─── Records to process ───

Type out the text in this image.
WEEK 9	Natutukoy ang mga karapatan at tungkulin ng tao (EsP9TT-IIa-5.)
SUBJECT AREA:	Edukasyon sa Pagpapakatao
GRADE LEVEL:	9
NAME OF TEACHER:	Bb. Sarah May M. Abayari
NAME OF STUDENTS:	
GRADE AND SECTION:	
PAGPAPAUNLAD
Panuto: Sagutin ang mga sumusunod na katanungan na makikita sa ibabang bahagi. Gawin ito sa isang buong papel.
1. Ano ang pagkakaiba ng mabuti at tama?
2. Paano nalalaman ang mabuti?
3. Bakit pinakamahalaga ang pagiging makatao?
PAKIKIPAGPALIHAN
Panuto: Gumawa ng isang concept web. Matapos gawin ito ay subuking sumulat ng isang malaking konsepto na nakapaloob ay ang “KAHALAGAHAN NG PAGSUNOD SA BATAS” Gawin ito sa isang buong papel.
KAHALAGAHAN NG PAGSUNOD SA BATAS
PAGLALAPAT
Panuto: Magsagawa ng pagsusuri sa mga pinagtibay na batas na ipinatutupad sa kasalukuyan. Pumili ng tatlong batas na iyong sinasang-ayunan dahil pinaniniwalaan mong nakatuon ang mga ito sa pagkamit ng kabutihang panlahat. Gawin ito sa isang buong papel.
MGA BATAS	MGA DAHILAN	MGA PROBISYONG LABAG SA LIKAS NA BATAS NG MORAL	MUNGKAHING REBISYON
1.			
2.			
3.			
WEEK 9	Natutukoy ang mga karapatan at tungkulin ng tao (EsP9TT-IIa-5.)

───

Look through the lines above and collect those with the word "KAHALAGAHAN".

◆ Task result
Panuto: Gumawa ng isang concept web. Matapos gawin ito ay subuking sumulat ng isang malaking konsepto na nakapaloob ay ang “KAHALAGAHAN NG PAGSUNOD SA BATAS” Gawin ito sa isang buong papel.
KAHALAGAHAN NG PAGSUNOD SA BATAS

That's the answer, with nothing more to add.